* [Exercise objective]
Print the listing below in its entirety, character for character.

* [Input material]
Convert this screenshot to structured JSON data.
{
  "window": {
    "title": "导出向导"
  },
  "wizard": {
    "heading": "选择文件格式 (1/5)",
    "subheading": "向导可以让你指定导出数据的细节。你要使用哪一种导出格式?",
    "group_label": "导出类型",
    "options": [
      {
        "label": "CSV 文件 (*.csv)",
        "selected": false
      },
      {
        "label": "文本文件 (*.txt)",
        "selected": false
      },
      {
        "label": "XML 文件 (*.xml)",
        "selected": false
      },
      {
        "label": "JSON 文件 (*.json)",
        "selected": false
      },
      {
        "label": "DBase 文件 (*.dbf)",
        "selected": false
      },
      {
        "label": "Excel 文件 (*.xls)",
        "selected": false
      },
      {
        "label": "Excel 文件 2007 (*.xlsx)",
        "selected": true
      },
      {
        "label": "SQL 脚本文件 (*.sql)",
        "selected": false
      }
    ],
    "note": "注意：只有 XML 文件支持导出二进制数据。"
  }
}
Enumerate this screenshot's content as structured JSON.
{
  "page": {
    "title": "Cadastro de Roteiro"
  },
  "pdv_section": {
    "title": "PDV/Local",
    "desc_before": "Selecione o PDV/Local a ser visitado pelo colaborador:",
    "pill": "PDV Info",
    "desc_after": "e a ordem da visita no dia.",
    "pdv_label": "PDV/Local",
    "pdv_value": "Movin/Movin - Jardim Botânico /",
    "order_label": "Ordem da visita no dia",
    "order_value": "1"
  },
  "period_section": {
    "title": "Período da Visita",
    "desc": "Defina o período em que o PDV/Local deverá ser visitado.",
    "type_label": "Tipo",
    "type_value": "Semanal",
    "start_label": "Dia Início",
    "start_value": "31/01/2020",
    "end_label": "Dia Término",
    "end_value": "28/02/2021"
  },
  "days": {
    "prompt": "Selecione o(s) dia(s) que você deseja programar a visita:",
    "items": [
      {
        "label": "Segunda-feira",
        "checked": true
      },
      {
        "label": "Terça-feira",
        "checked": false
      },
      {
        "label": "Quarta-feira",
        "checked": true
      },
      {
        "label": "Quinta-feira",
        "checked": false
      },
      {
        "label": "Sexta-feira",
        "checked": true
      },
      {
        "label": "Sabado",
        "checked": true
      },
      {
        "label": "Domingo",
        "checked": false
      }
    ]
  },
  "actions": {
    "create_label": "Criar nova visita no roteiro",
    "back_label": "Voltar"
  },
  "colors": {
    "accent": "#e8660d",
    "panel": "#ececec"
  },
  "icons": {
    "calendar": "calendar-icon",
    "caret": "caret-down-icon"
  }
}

* [Task answer]
Convert this screenshot to structured JSON data.
{
  "window": {
    "title": "导出向导"
  },
  "wizard": {
    "heading": "选择文件格式 (1/5)",
    "subheading": "向导可以让你指定导出数据的细节。你要使用哪一种导出格式?",
    "group_label": "导出类型",
    "options": [
      {
        "label": "CSV 文件 (*.csv)",
        "selected": false
      },
      {
        "label": "文本文件 (*.txt)",
        "selected": false
      },
      {
        "label": "XML 文件 (*.xml)",
        "selected": false
      },
      {
        "label": "JSON 文件 (*.json)",
        "selected": false
      },
      {
        "label": "DBase 文件 (*.dbf)",
        "selected": false
      },
      {
        "label": "Excel 文件 (*.xls)",
        "selected": false
      },
      {
        "label": "Excel 文件 2007 (*.xlsx)",
        "selected": true
      },
      {
        "label": "SQL 脚本文件 (*.sql)",
        "selected": false
      }
    ],
    "note": "注意：只有 XML 文件支持导出二进制数据。"
  }
}
Enumerate this screenshot's content as structured JSON.
{
  "page": {
    "title": "Cadastro de Roteiro"
  },
  "pdv_section": {
    "title": "PDV/Local",
    "desc_before": "Selecione o PDV/Local a ser visitado pelo colaborador:",
    "pill": "PDV Info",
    "desc_after": "e a ordem da visita no dia.",
    "pdv_label": "PDV/Local",
    "pdv_value": "Movin/Movin - Jardim Botânico /",
    "order_label": "Ordem da visita no dia",
    "order_value": "1"
  },
  "period_section": {
    "title": "Período da Visita",
    "desc": "Defina o período em que o PDV/Local deverá ser visitado.",
    "type_label": "Tipo",
    "type_value": "Semanal",
    "start_label": "Dia Início",
    "start_value": "31/01/2020",
    "end_label": "Dia Término",
    "end_value": "28/02/2021"
  },
  "days": {
    "prompt": "Selecione o(s) dia(s) que você deseja programar a visita:",
    "items": [
      {
        "label": "Segunda-feira",
        "checked": true
      },
      {
        "label": "Terça-feira",
        "checked": false
      },
      {
        "label": "Quarta-feira",
        "checked": true
      },
      {
        "label": "Quinta-feira",
        "checked": false
      },
      {
        "label": "Sexta-feira",
        "checked": true
      },
      {
        "label": "Sabado",
        "checked": true
      },
      {
        "label": "Domingo",
        "checked": false
      }
    ]
  },
  "actions": {
    "create_label": "Criar nova visita no roteiro",
    "back_label": "Voltar"
  },
  "colors": {
    "accent": "#e8660d",
    "panel": "#ececec"
  },
  "icons": {
    "calendar": "calendar-icon",
    "caret": "caret-down-icon"
  }
}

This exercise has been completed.